↓
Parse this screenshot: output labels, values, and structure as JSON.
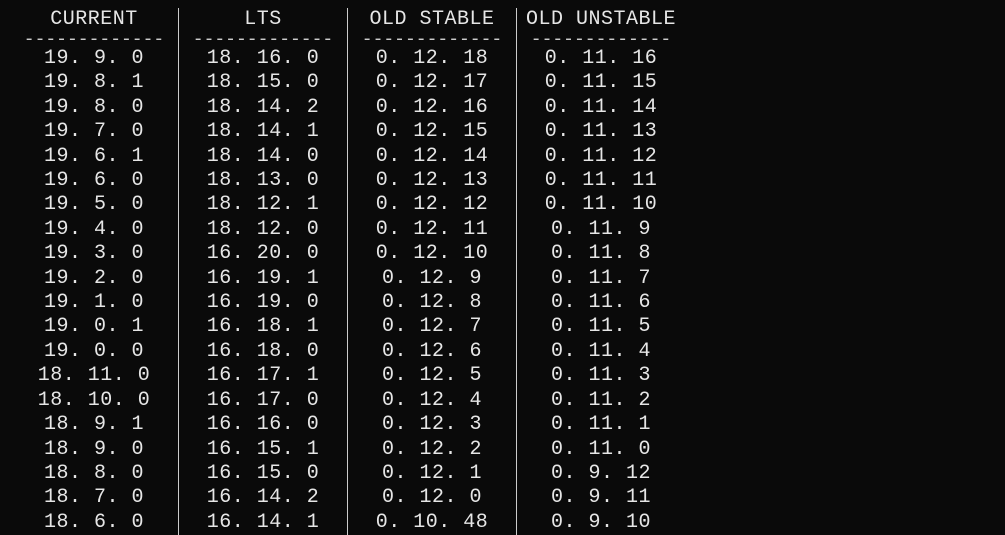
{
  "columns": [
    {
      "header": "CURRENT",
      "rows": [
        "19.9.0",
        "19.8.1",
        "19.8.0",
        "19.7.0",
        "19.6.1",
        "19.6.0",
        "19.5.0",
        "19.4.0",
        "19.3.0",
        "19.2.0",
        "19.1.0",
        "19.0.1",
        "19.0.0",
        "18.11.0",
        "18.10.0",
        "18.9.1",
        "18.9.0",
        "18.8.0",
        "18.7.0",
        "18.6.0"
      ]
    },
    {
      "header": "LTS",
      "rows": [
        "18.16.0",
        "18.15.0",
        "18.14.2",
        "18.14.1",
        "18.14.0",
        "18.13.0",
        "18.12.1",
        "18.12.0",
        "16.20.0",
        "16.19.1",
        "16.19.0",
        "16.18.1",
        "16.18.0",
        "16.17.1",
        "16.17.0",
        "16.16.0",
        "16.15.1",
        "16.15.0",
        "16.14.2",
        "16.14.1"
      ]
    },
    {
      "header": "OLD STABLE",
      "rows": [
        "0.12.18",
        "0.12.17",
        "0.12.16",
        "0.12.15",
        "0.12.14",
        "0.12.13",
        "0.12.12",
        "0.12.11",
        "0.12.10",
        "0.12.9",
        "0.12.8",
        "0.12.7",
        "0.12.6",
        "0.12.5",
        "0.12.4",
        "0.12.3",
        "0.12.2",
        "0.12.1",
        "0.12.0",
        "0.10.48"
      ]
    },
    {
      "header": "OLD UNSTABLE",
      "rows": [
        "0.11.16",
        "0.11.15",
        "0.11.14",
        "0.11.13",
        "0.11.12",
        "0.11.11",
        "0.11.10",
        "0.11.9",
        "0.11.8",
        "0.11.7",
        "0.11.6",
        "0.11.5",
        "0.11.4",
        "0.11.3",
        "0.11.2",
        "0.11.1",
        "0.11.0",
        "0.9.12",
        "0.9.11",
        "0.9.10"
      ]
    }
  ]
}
↑
↓
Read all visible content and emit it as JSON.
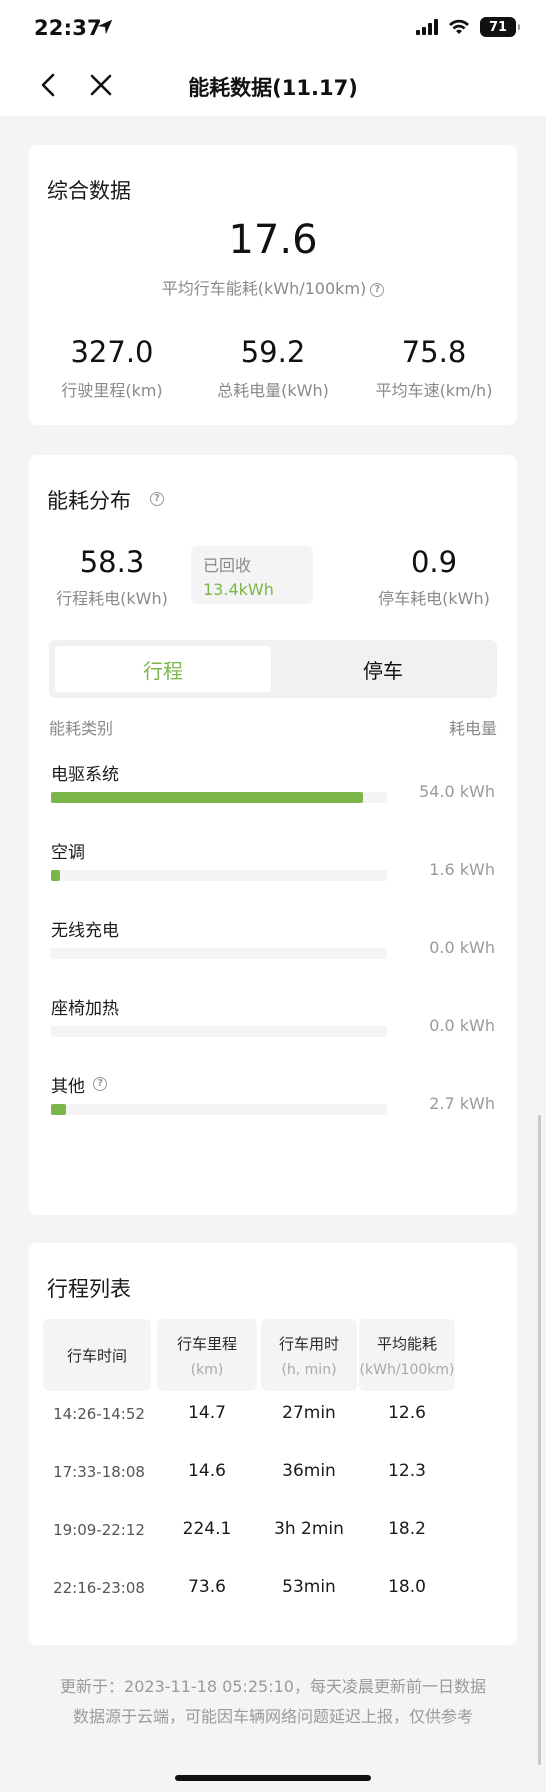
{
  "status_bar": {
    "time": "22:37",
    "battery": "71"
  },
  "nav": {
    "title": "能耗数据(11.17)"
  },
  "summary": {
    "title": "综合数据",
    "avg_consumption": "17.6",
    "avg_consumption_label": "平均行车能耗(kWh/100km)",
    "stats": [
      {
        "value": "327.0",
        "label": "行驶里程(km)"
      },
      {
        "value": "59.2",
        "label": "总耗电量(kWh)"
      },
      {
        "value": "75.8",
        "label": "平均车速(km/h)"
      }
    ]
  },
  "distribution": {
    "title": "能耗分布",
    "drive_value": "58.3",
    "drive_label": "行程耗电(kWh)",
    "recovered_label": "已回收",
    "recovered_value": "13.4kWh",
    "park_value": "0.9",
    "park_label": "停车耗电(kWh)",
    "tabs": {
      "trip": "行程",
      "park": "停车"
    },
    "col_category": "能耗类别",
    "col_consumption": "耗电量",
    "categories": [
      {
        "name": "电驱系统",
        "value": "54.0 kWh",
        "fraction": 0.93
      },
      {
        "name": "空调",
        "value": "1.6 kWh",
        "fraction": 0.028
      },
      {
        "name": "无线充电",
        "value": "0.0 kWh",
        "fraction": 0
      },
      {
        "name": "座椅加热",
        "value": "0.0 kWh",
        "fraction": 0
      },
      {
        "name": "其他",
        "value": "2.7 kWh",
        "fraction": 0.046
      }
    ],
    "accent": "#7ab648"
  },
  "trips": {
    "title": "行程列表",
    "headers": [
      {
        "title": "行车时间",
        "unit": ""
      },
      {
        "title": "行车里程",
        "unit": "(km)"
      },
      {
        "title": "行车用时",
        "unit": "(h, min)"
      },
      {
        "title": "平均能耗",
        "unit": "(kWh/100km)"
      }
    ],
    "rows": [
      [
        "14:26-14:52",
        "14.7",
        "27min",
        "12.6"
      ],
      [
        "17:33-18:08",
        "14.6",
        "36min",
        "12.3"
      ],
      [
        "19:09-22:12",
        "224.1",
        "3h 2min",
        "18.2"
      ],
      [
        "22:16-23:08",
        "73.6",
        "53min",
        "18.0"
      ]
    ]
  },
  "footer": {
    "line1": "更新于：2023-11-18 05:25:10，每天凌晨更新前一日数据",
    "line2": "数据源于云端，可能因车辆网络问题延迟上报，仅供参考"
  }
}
↑
#### [Written request]
Copy each line containing the word "JSON" from the data.

#### [Problem solution]
Parse this screenshot: output labels, values, and structure as JSON.
Read all visible content and emit it as JSON.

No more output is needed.